[TASK GOAL] In the listing below, find every line with the string "JSON" and pull it out.

[EXERCISE INPUTS]
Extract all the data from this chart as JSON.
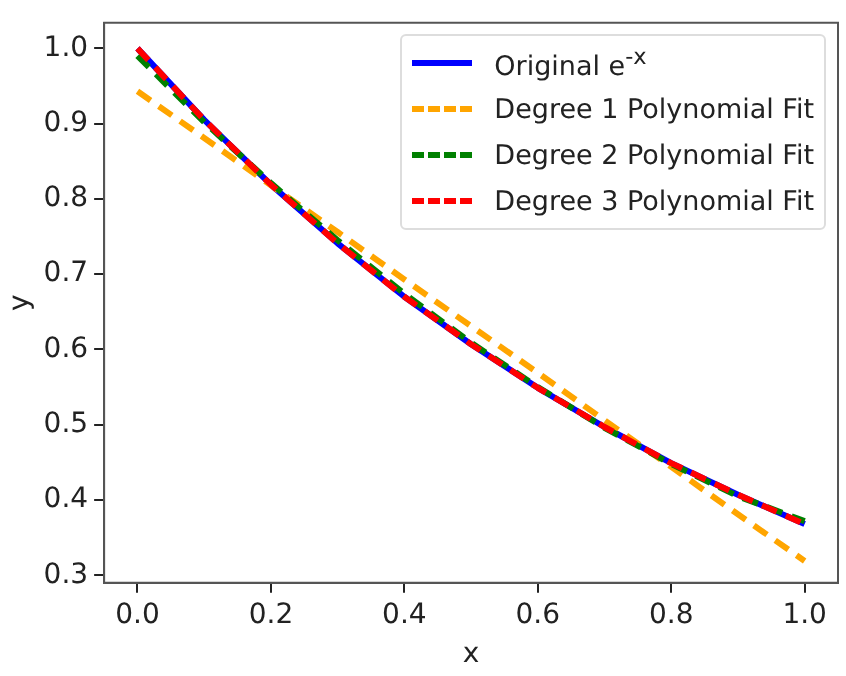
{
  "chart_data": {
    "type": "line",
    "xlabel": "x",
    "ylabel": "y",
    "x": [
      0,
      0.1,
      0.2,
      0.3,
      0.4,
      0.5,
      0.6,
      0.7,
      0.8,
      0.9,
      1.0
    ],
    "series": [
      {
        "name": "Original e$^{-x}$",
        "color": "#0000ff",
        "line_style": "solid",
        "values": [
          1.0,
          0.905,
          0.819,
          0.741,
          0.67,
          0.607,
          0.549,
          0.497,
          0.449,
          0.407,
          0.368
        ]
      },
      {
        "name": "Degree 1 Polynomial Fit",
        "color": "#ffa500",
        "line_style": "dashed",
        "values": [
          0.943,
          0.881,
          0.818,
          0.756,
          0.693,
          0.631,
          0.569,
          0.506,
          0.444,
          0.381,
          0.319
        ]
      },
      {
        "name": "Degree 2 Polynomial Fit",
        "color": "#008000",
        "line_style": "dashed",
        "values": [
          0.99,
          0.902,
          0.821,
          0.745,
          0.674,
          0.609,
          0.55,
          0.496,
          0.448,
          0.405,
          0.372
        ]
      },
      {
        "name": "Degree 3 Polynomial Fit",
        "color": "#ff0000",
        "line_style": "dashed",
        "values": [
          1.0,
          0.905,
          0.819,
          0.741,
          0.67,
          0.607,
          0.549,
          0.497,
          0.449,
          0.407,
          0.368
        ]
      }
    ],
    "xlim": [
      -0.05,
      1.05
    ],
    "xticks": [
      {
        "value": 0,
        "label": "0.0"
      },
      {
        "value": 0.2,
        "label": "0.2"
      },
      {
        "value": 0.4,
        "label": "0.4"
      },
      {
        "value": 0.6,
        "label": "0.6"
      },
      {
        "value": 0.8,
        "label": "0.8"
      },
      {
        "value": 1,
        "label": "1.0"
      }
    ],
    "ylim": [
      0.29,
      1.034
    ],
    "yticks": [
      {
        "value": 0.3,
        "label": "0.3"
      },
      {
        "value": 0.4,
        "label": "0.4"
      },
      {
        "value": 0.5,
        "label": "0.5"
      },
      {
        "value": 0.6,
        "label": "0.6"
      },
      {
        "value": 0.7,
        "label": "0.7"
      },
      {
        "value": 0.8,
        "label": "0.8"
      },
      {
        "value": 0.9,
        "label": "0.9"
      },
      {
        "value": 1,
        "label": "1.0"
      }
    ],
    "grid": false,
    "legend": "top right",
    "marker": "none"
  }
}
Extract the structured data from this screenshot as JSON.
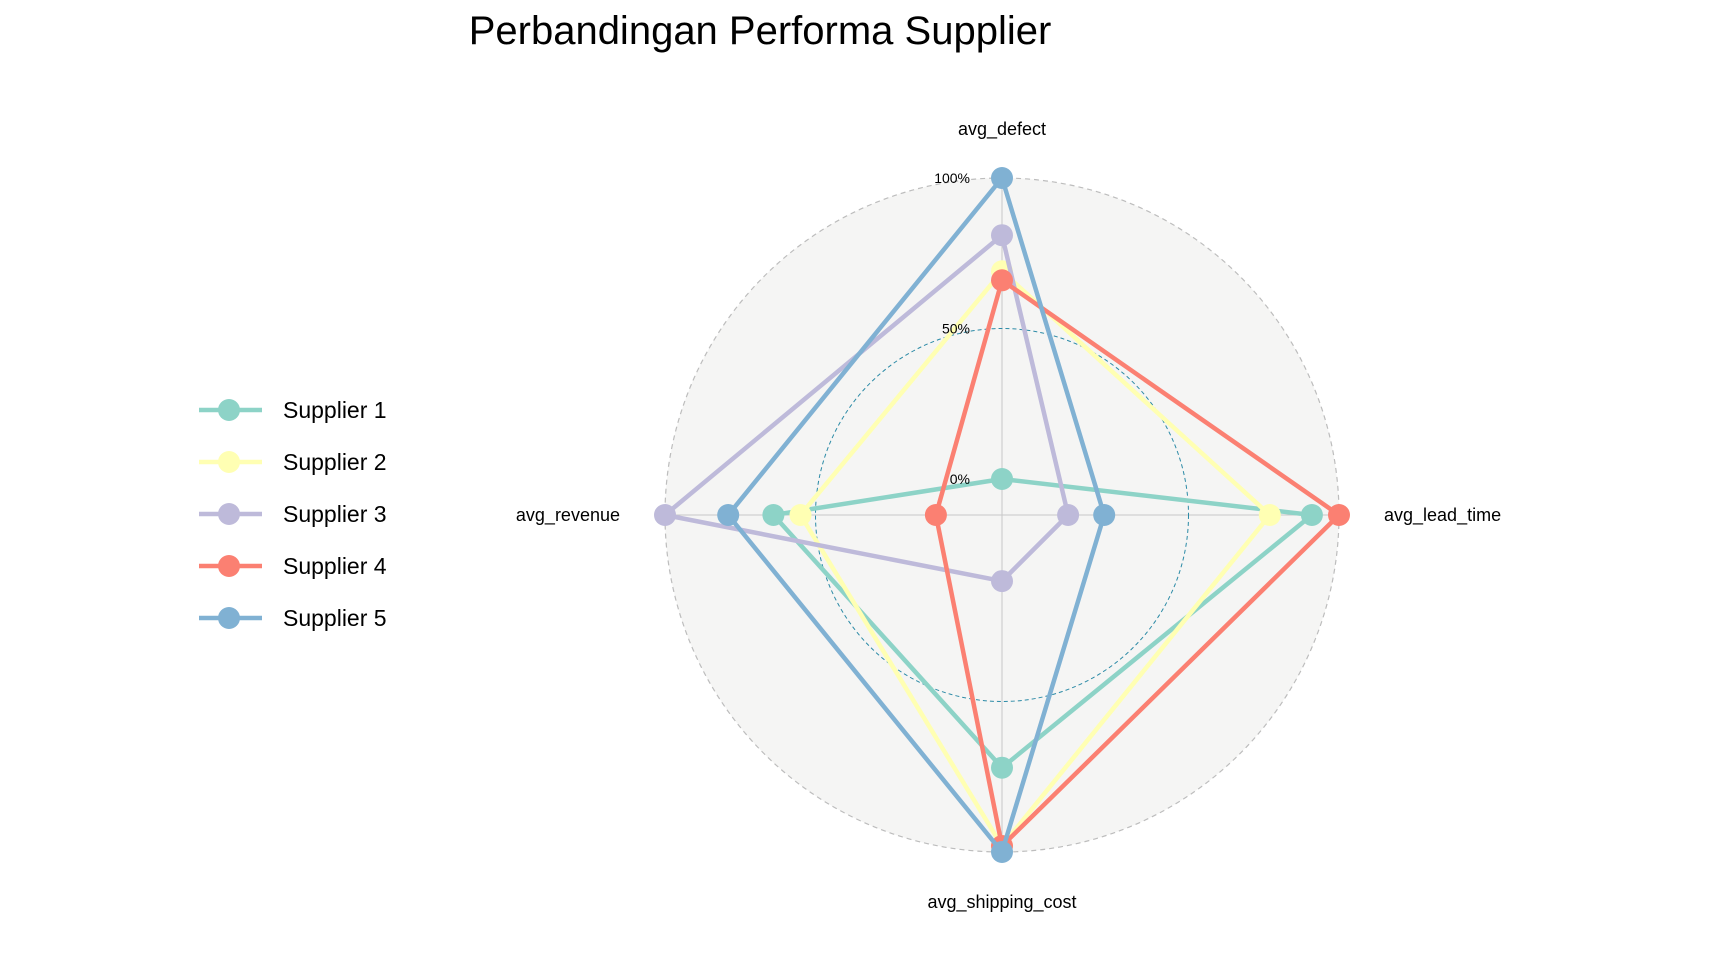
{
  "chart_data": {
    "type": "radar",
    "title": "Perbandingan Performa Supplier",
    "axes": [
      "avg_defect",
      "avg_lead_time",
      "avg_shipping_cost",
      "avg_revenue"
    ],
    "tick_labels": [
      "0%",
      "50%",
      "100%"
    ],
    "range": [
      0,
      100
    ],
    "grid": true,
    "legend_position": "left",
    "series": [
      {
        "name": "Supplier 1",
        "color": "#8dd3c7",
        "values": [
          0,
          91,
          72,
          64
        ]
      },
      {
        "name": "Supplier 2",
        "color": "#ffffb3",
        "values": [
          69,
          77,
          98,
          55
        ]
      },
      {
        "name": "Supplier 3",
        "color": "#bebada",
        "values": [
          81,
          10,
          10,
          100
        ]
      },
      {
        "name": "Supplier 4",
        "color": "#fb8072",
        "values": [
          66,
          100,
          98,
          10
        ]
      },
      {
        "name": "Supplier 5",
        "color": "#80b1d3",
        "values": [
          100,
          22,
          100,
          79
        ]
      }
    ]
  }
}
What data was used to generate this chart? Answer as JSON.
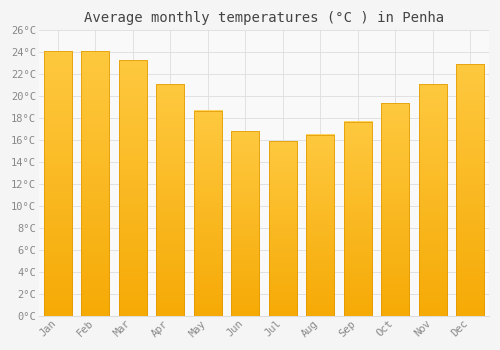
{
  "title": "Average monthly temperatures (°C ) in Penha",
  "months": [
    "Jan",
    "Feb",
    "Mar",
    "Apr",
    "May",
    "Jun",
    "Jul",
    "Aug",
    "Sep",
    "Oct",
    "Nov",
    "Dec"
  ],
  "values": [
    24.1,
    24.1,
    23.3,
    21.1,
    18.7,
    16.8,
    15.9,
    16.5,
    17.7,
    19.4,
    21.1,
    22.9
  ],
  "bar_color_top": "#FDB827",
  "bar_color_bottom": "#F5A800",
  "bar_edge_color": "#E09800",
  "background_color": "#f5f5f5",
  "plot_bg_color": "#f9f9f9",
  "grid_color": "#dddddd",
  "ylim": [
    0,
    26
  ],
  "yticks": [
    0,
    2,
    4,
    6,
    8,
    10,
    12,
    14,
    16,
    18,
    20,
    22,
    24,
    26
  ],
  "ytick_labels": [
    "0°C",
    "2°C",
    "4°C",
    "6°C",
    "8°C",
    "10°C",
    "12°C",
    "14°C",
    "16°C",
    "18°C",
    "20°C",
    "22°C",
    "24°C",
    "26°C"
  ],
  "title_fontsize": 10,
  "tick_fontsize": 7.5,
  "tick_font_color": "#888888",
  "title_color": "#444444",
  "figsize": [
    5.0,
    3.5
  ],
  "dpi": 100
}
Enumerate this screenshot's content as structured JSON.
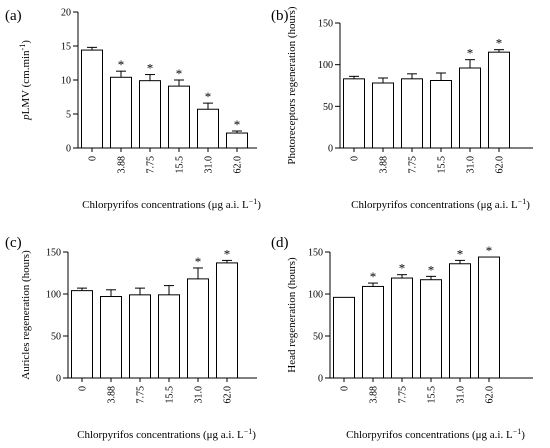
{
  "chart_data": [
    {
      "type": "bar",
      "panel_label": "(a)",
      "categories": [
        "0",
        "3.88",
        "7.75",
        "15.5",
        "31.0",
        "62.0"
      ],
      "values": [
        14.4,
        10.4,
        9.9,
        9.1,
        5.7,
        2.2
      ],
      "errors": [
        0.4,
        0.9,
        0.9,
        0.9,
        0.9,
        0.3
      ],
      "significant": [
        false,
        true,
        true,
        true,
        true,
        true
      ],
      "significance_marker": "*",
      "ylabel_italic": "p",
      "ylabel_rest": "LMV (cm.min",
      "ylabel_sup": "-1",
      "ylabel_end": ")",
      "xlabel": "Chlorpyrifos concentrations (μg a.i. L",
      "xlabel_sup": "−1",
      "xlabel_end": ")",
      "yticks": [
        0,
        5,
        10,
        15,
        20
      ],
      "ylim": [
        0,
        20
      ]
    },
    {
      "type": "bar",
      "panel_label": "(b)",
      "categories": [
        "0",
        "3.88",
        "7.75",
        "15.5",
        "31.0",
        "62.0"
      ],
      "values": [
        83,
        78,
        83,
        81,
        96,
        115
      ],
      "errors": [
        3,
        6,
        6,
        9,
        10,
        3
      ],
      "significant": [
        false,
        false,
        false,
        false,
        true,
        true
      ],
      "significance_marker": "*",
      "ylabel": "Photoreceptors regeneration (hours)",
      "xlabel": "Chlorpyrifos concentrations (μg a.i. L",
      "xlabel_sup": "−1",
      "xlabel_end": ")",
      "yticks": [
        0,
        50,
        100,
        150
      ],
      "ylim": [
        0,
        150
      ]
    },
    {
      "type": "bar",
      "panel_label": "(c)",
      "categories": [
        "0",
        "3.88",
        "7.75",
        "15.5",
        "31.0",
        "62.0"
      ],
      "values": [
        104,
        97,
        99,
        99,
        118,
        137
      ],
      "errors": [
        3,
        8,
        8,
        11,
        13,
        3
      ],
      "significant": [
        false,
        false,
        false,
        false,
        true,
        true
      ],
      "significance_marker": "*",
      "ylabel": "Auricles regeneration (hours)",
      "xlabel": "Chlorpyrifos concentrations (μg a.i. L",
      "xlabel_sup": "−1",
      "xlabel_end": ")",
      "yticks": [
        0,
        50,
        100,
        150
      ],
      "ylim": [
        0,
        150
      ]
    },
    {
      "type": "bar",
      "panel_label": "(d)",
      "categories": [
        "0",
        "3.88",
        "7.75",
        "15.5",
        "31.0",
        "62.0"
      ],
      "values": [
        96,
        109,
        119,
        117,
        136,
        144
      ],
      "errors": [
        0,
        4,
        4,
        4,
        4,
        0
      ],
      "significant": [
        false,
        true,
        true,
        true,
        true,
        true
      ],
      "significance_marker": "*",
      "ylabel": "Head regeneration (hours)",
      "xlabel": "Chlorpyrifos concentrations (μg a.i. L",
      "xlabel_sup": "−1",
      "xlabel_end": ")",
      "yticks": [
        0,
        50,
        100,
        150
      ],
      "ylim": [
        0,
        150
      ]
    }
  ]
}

[SOLUTION]
Extract all the data from this chart as JSON.
Extract the structured data from this screenshot as JSON.
What data was used to generate this chart? Answer as JSON.
Enumerate this screenshot's content as structured JSON.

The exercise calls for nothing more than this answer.